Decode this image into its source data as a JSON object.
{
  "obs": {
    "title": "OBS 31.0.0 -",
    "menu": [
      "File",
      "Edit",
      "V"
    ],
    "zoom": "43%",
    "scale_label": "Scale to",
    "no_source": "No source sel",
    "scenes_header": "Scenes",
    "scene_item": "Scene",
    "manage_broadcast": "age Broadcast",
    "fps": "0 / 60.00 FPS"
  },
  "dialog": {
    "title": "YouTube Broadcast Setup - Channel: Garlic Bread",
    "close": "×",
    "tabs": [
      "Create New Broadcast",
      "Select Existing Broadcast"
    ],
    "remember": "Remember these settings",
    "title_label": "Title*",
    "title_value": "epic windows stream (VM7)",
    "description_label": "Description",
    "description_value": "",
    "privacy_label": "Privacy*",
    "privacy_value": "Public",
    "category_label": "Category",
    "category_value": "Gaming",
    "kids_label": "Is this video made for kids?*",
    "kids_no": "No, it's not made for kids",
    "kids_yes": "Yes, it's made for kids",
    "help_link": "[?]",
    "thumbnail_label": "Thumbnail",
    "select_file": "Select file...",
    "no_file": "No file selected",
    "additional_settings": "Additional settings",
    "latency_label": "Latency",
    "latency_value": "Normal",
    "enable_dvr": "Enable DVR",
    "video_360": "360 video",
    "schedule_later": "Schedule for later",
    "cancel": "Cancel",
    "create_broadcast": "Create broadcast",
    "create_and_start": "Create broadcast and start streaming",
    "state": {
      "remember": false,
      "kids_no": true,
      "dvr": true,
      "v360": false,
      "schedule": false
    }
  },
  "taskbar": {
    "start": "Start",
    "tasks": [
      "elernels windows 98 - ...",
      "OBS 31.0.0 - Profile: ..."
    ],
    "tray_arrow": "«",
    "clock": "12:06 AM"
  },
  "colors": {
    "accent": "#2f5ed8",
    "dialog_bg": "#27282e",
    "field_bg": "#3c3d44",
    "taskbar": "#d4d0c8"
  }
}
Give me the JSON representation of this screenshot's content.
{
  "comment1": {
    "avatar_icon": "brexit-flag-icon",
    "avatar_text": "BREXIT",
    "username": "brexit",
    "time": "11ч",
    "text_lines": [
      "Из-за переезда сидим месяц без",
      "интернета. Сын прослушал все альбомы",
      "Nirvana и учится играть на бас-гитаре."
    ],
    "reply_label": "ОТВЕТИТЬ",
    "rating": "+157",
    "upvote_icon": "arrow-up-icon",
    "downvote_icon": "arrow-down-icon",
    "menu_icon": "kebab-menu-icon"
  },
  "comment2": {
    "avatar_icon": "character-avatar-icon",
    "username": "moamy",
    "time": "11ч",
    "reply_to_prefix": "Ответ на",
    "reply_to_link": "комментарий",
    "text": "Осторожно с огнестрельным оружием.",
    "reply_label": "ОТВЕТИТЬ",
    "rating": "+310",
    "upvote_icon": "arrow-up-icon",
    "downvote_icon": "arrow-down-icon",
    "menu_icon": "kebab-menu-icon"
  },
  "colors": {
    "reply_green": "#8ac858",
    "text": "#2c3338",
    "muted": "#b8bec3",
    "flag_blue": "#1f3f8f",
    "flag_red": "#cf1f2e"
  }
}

> [Required work]: Extract every line from the one containing "Give me the" through the last line of the data, inclusive, exactly as written.

> [Response to this task]:
Give me the JSON representation of this screenshot's content.
{
  "comment1": {
    "avatar_icon": "brexit-flag-icon",
    "avatar_text": "BREXIT",
    "username": "brexit",
    "time": "11ч",
    "text_lines": [
      "Из-за переезда сидим месяц без",
      "интернета. Сын прослушал все альбомы",
      "Nirvana и учится играть на бас-гитаре."
    ],
    "reply_label": "ОТВЕТИТЬ",
    "rating": "+157",
    "upvote_icon": "arrow-up-icon",
    "downvote_icon": "arrow-down-icon",
    "menu_icon": "kebab-menu-icon"
  },
  "comment2": {
    "avatar_icon": "character-avatar-icon",
    "username": "moamy",
    "time": "11ч",
    "reply_to_prefix": "Ответ на",
    "reply_to_link": "комментарий",
    "text": "Осторожно с огнестрельным оружием.",
    "reply_label": "ОТВЕТИТЬ",
    "rating": "+310",
    "upvote_icon": "arrow-up-icon",
    "downvote_icon": "arrow-down-icon",
    "menu_icon": "kebab-menu-icon"
  },
  "colors": {
    "reply_green": "#8ac858",
    "text": "#2c3338",
    "muted": "#b8bec3",
    "flag_blue": "#1f3f8f",
    "flag_red": "#cf1f2e"
  }
}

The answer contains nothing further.